_SUPPLIED RECORDS_.
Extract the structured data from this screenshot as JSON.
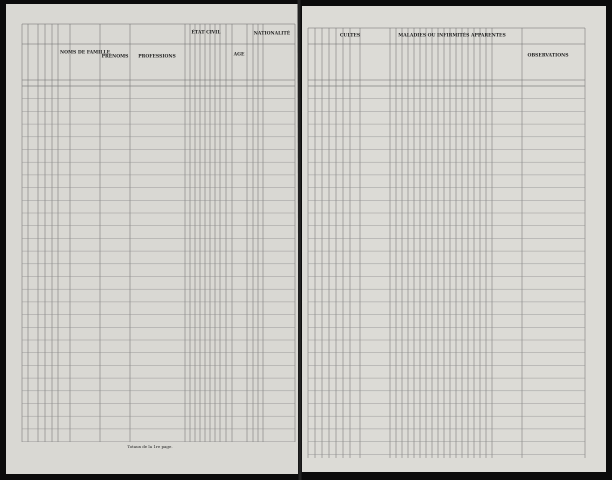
{
  "left_page": {
    "headers": [
      "NOMS DE FAMILLE",
      "PRÉNOMS",
      "PROFESSIONS",
      "ÉTAT CIVIL",
      "AGE",
      "NATIONALITÉ"
    ],
    "footer": "Totaux de la 1re page."
  },
  "right_page": {
    "headers": [
      "CULTES",
      "MALADIES OU INFIRMITÉS APPARENTES",
      "OBSERVATIONS"
    ]
  }
}
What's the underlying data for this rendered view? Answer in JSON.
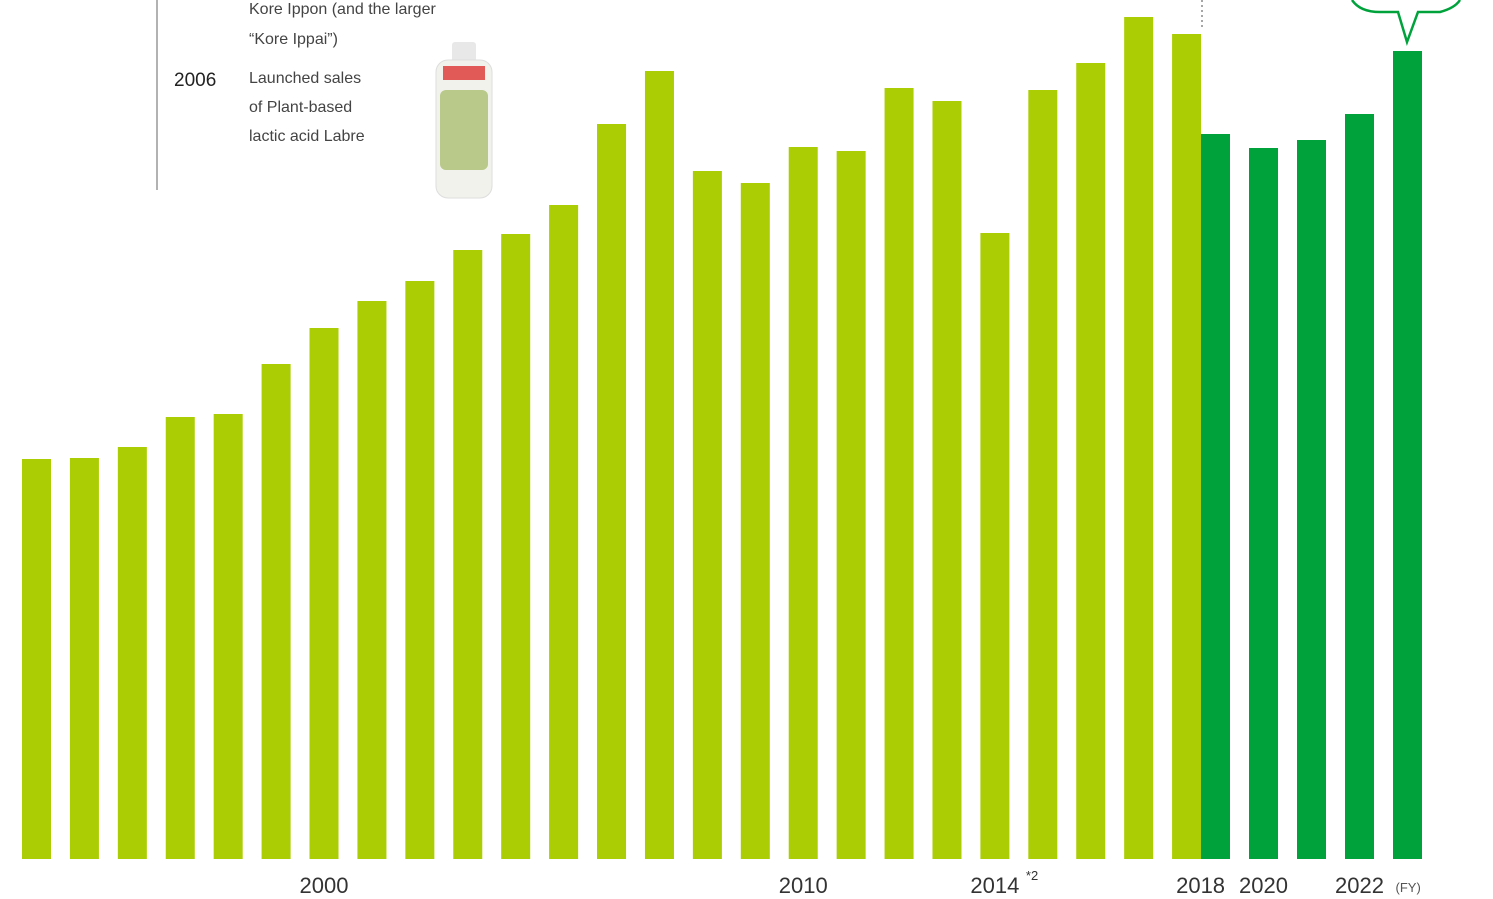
{
  "chart_data": {
    "type": "bar",
    "categories": [
      null,
      null,
      null,
      null,
      null,
      null,
      "2000",
      null,
      null,
      null,
      null,
      null,
      null,
      null,
      null,
      null,
      "2010",
      null,
      null,
      null,
      "2014",
      null,
      null,
      null,
      "2018",
      null,
      "2020",
      null,
      "2022",
      null
    ],
    "series": [
      {
        "color": "#abcd03",
        "values": [
          400,
          401,
          412,
          442,
          445,
          495,
          531,
          558,
          578,
          609,
          625,
          654,
          735,
          788,
          688,
          676,
          712,
          708,
          771,
          758,
          626,
          769,
          796,
          842,
          825,
          null,
          null,
          null,
          null,
          null
        ]
      },
      {
        "color": "#00a23c",
        "values": [
          null,
          null,
          null,
          null,
          null,
          null,
          null,
          null,
          null,
          null,
          null,
          null,
          null,
          null,
          null,
          null,
          null,
          null,
          null,
          null,
          null,
          null,
          null,
          null,
          null,
          725,
          711,
          719,
          745,
          808
        ]
      }
    ],
    "ylim": [
      0,
      860
    ],
    "footnote_mark": "*2",
    "x_unit": "(FY)",
    "annotations": {
      "line1": "Kore Ippon (and the larger",
      "line2": "“Kore Ippai”)",
      "year": "2006",
      "text1": "Launched sales",
      "text2": "of Plant-based",
      "text3": "lactic acid Labre"
    }
  }
}
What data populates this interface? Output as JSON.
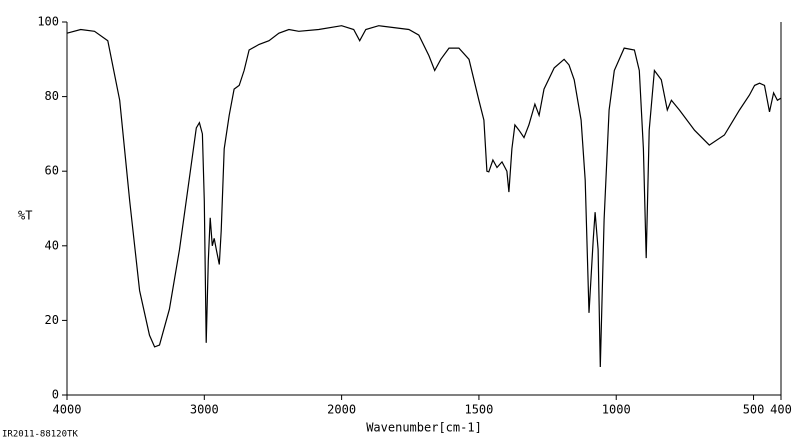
{
  "chart_data": {
    "type": "line",
    "xlabel": "Wavenumber[cm-1]",
    "ylabel": "%T",
    "footnote": "IR2011-88120TK",
    "xlim": [
      4000,
      400
    ],
    "xbreak": 2000,
    "xticks": [
      4000,
      3000,
      2000,
      1500,
      1000,
      500,
      400
    ],
    "ylim": [
      0,
      100
    ],
    "yticks": [
      0,
      20,
      40,
      60,
      80,
      100
    ],
    "color": "#000000",
    "x": [
      4000,
      3900,
      3800,
      3703,
      3616,
      3543,
      3471,
      3399,
      3362,
      3326,
      3254,
      3181,
      3109,
      3058,
      3036,
      3014,
      3000,
      2986,
      2971,
      2957,
      2942,
      2928,
      2913,
      2891,
      2877,
      2855,
      2819,
      2783,
      2746,
      2710,
      2674,
      2601,
      2529,
      2457,
      2384,
      2312,
      2167,
      2000,
      1956,
      1934,
      1912,
      1865,
      1755,
      1719,
      1682,
      1661,
      1639,
      1609,
      1573,
      1536,
      1500,
      1482,
      1471,
      1464,
      1449,
      1434,
      1416,
      1398,
      1391,
      1380,
      1369,
      1354,
      1336,
      1318,
      1296,
      1281,
      1263,
      1226,
      1190,
      1172,
      1153,
      1128,
      1113,
      1099,
      1084,
      1077,
      1066,
      1058,
      1044,
      1026,
      1007,
      971,
      934,
      916,
      901,
      891,
      880,
      861,
      836,
      814,
      799,
      770,
      715,
      661,
      606,
      551,
      515,
      496,
      478,
      460,
      442,
      427,
      413,
      400
    ],
    "values": [
      97,
      98,
      97.5,
      95,
      79,
      52,
      28,
      16,
      12.9,
      13.4,
      23,
      39,
      58,
      71.6,
      73,
      70,
      52,
      14,
      36,
      47.5,
      40,
      42,
      39,
      35,
      44,
      66,
      75,
      82,
      83,
      87,
      92.5,
      94,
      95,
      97,
      98,
      97.5,
      98,
      99,
      98,
      95,
      98,
      99,
      98,
      96.5,
      91,
      87,
      90,
      93,
      93,
      90,
      79,
      73.7,
      60,
      59.8,
      63,
      61,
      62.5,
      60,
      54.4,
      66,
      72.4,
      71,
      69,
      72.4,
      78,
      75,
      82,
      87.7,
      90,
      88.5,
      84.5,
      73.7,
      57.6,
      22,
      41.5,
      49,
      39,
      7.5,
      47,
      76.4,
      87,
      93,
      92.5,
      87,
      66,
      36.7,
      71,
      87,
      84.5,
      76.4,
      79,
      76.4,
      71,
      67,
      69.7,
      76.4,
      80.4,
      83,
      83.6,
      83,
      75.9,
      81,
      79,
      79.6
    ]
  }
}
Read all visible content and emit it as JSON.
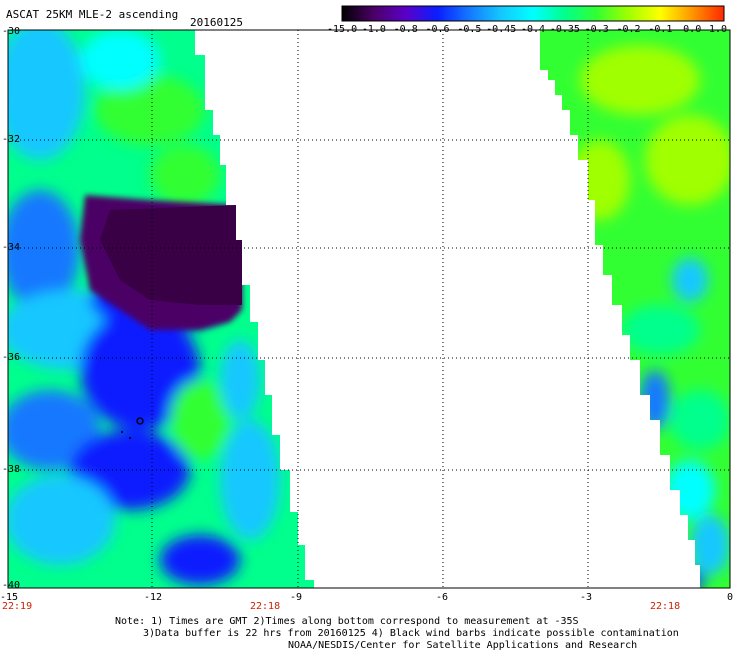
{
  "header": {
    "title": "ASCAT 25KM MLE-2 ascending",
    "date": "20160125"
  },
  "colorbar": {
    "labels": [
      "-15.0",
      "-1.0",
      "-0.8",
      "-0.6",
      "-0.5",
      "-0.45",
      "-0.4",
      "-0.35",
      "-0.3",
      "-0.2",
      "-0.1",
      "0.0",
      "1.0"
    ],
    "colors": [
      "#000000",
      "#4b0066",
      "#5a00c8",
      "#0a1eff",
      "#1478ff",
      "#14c8ff",
      "#00ffff",
      "#00ff8c",
      "#32ff32",
      "#a0ff00",
      "#ffff00",
      "#ff9600",
      "#ff2800"
    ]
  },
  "axes": {
    "y_labels": [
      "-30",
      "-32",
      "-34",
      "-36",
      "-38",
      "-40"
    ],
    "x_labels": [
      "-15",
      "-12",
      "-9",
      "-6",
      "-3",
      "0"
    ]
  },
  "times": {
    "left": "22:19",
    "mid": "22:18",
    "right": "22:18"
  },
  "notes": {
    "line1": "Note: 1) Times are GMT 2)Times along bottom correspond to measurement at -35S",
    "line2": "3)Data buffer is 22 hrs from 20160125 4) Black wind barbs indicate possible contamination",
    "line3": "NOAA/NESDIS/Center for Satellite Applications and Research"
  }
}
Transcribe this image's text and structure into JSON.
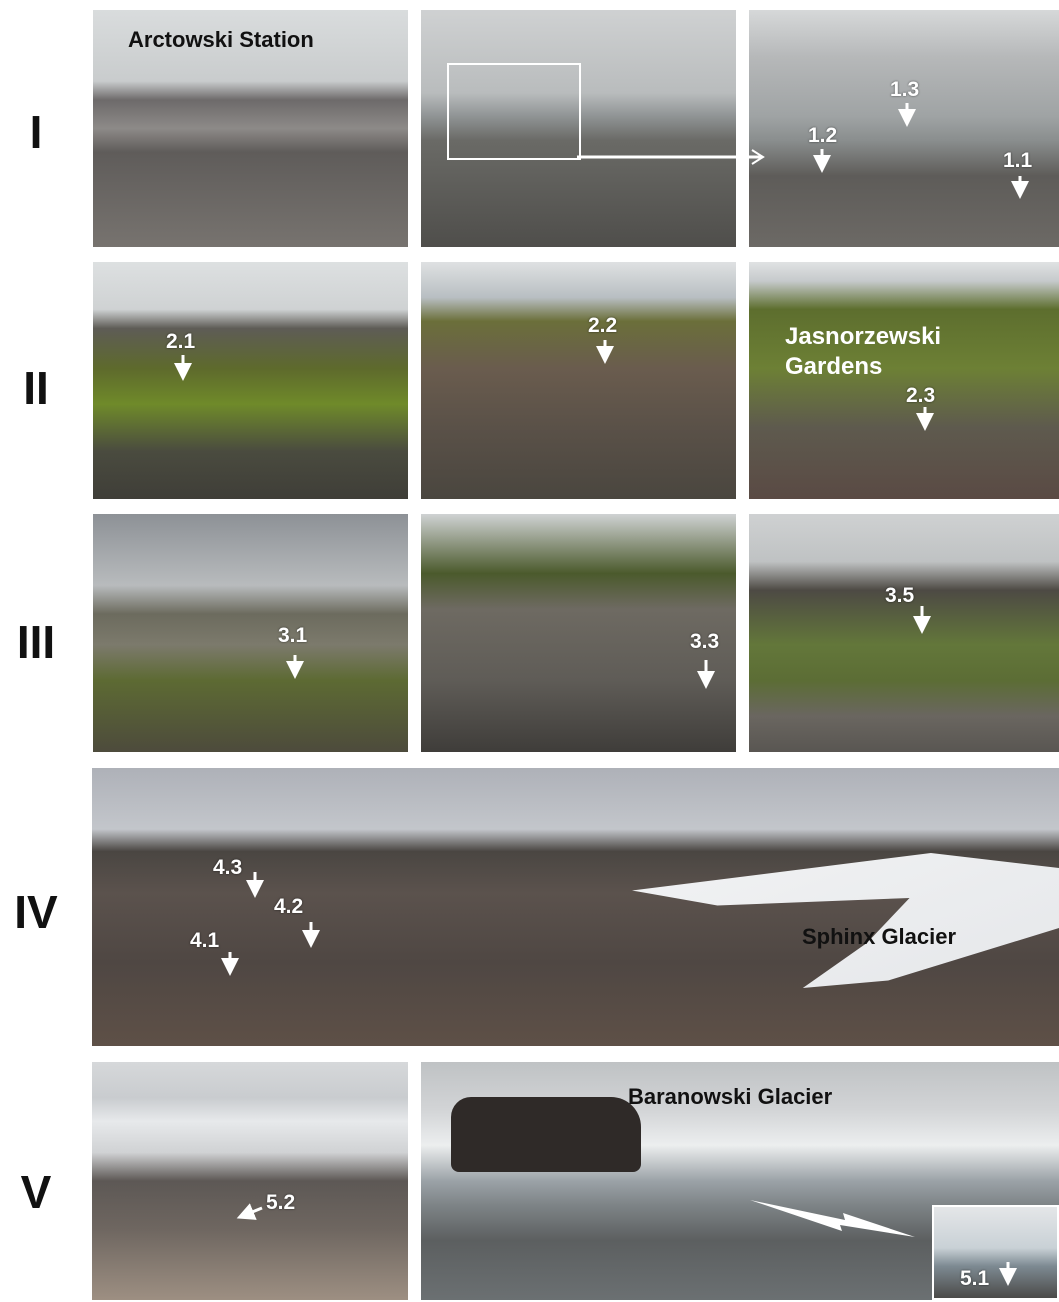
{
  "rows": [
    {
      "label": "I",
      "captions": [
        "Arctowski Station"
      ],
      "markers": [
        "1.3",
        "1.2",
        "1.1"
      ]
    },
    {
      "label": "II",
      "captions": [
        "Jasnorzewski Gardens"
      ],
      "markers": [
        "2.1",
        "2.2",
        "2.3"
      ]
    },
    {
      "label": "III",
      "markers": [
        "3.1",
        "3.3",
        "3.5"
      ]
    },
    {
      "label": "IV",
      "captions": [
        "Sphinx Glacier"
      ],
      "markers": [
        "4.3",
        "4.2",
        "4.1"
      ]
    },
    {
      "label": "V",
      "captions": [
        "Baranowski Glacier"
      ],
      "markers": [
        "5.2",
        "5.1"
      ]
    }
  ]
}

_WHAT THE TASK REQUIRES_.
Every entry above is to be set down exactly; the pictures are to be left out.

_CORRECT OUTPUT_.
Extract the structured data from this screenshot as JSON.
{
  "left_page": {
    "headers": [
      "NOMS DE FAMILLE",
      "PRÉNOMS",
      "PROFESSIONS",
      "ÉTAT CIVIL",
      "AGE",
      "NATIONALITÉ"
    ],
    "footer": "Totaux de la 1re page."
  },
  "right_page": {
    "headers": [
      "CULTES",
      "MALADIES OU INFIRMITÉS APPARENTES",
      "OBSERVATIONS"
    ]
  }
}
What's the underlying data for this rendered view? Answer in JSON.
{
  "chart_data": {
    "type": "bar",
    "categories": [
      null,
      null,
      null,
      null,
      null,
      null,
      "2000",
      null,
      null,
      null,
      null,
      null,
      null,
      null,
      null,
      null,
      "2010",
      null,
      null,
      null,
      "2014",
      null,
      null,
      null,
      "2018",
      null,
      "2020",
      null,
      "2022",
      null
    ],
    "series": [
      {
        "color": "#abcd03",
        "values": [
          400,
          401,
          412,
          442,
          445,
          495,
          531,
          558,
          578,
          609,
          625,
          654,
          735,
          788,
          688,
          676,
          712,
          708,
          771,
          758,
          626,
          769,
          796,
          842,
          825,
          null,
          null,
          null,
          null,
          null
        ]
      },
      {
        "color": "#00a23c",
        "values": [
          null,
          null,
          null,
          null,
          null,
          null,
          null,
          null,
          null,
          null,
          null,
          null,
          null,
          null,
          null,
          null,
          null,
          null,
          null,
          null,
          null,
          null,
          null,
          null,
          null,
          725,
          711,
          719,
          745,
          808
        ]
      }
    ],
    "ylim": [
      0,
      860
    ],
    "footnote_mark": "*2",
    "x_unit": "(FY)",
    "annotations": {
      "line1": "Kore Ippon (and the larger",
      "line2": "“Kore Ippai”)",
      "year": "2006",
      "text1": "Launched sales",
      "text2": "of Plant-based",
      "text3": "lactic acid Labre"
    }
  }
}
What data populates this interface? Output as JSON.
{
  "chart_data": {
    "type": "line",
    "xlabel": "Wavenumber[cm-1]",
    "ylabel": "%T",
    "footnote": "IR2011-88120TK",
    "xlim": [
      4000,
      400
    ],
    "xbreak": 2000,
    "xticks": [
      4000,
      3000,
      2000,
      1500,
      1000,
      500,
      400
    ],
    "ylim": [
      0,
      100
    ],
    "yticks": [
      0,
      20,
      40,
      60,
      80,
      100
    ],
    "color": "#000000",
    "x": [
      4000,
      3900,
      3800,
      3703,
      3616,
      3543,
      3471,
      3399,
      3362,
      3326,
      3254,
      3181,
      3109,
      3058,
      3036,
      3014,
      3000,
      2986,
      2971,
      2957,
      2942,
      2928,
      2913,
      2891,
      2877,
      2855,
      2819,
      2783,
      2746,
      2710,
      2674,
      2601,
      2529,
      2457,
      2384,
      2312,
      2167,
      2000,
      1956,
      1934,
      1912,
      1865,
      1755,
      1719,
      1682,
      1661,
      1639,
      1609,
      1573,
      1536,
      1500,
      1482,
      1471,
      1464,
      1449,
      1434,
      1416,
      1398,
      1391,
      1380,
      1369,
      1354,
      1336,
      1318,
      1296,
      1281,
      1263,
      1226,
      1190,
      1172,
      1153,
      1128,
      1113,
      1099,
      1084,
      1077,
      1066,
      1058,
      1044,
      1026,
      1007,
      971,
      934,
      916,
      901,
      891,
      880,
      861,
      836,
      814,
      799,
      770,
      715,
      661,
      606,
      551,
      515,
      496,
      478,
      460,
      442,
      427,
      413,
      400
    ],
    "values": [
      97,
      98,
      97.5,
      95,
      79,
      52,
      28,
      16,
      12.9,
      13.4,
      23,
      39,
      58,
      71.6,
      73,
      70,
      52,
      14,
      36,
      47.5,
      40,
      42,
      39,
      35,
      44,
      66,
      75,
      82,
      83,
      87,
      92.5,
      94,
      95,
      97,
      98,
      97.5,
      98,
      99,
      98,
      95,
      98,
      99,
      98,
      96.5,
      91,
      87,
      90,
      93,
      93,
      90,
      79,
      73.7,
      60,
      59.8,
      63,
      61,
      62.5,
      60,
      54.4,
      66,
      72.4,
      71,
      69,
      72.4,
      78,
      75,
      82,
      87.7,
      90,
      88.5,
      84.5,
      73.7,
      57.6,
      22,
      41.5,
      49,
      39,
      7.5,
      47,
      76.4,
      87,
      93,
      92.5,
      87,
      66,
      36.7,
      71,
      87,
      84.5,
      76.4,
      79,
      76.4,
      71,
      67,
      69.7,
      76.4,
      80.4,
      83,
      83.6,
      83,
      75.9,
      81,
      79,
      79.6
    ]
  }
}
Read all visible content and emit it as JSON.
{
  "header": {
    "title": "ASCAT 25KM MLE-2 ascending",
    "date": "20160125"
  },
  "colorbar": {
    "labels": [
      "-15.0",
      "-1.0",
      "-0.8",
      "-0.6",
      "-0.5",
      "-0.45",
      "-0.4",
      "-0.35",
      "-0.3",
      "-0.2",
      "-0.1",
      "0.0",
      "1.0"
    ],
    "colors": [
      "#000000",
      "#4b0066",
      "#5a00c8",
      "#0a1eff",
      "#1478ff",
      "#14c8ff",
      "#00ffff",
      "#00ff8c",
      "#32ff32",
      "#a0ff00",
      "#ffff00",
      "#ff9600",
      "#ff2800"
    ]
  },
  "axes": {
    "y_labels": [
      "-30",
      "-32",
      "-34",
      "-36",
      "-38",
      "-40"
    ],
    "x_labels": [
      "-15",
      "-12",
      "-9",
      "-6",
      "-3",
      "0"
    ]
  },
  "times": {
    "left": "22:19",
    "mid": "22:18",
    "right": "22:18"
  },
  "notes": {
    "line1": "Note: 1) Times are GMT 2)Times along bottom correspond to measurement at -35S",
    "line2": "3)Data buffer is 22 hrs from 20160125 4) Black wind barbs indicate possible contamination",
    "line3": "NOAA/NESDIS/Center for Satellite Applications and Research"
  }
}
Transcribe this image's text and structure into JSON.
{
  "rows": [
    {
      "label": "I",
      "captions": [
        "Arctowski Station"
      ],
      "markers": [
        "1.3",
        "1.2",
        "1.1"
      ]
    },
    {
      "label": "II",
      "captions": [
        "Jasnorzewski Gardens"
      ],
      "markers": [
        "2.1",
        "2.2",
        "2.3"
      ]
    },
    {
      "label": "III",
      "markers": [
        "3.1",
        "3.3",
        "3.5"
      ]
    },
    {
      "label": "IV",
      "captions": [
        "Sphinx Glacier"
      ],
      "markers": [
        "4.3",
        "4.2",
        "4.1"
      ]
    },
    {
      "label": "V",
      "captions": [
        "Baranowski Glacier"
      ],
      "markers": [
        "5.2",
        "5.1"
      ]
    }
  ]
}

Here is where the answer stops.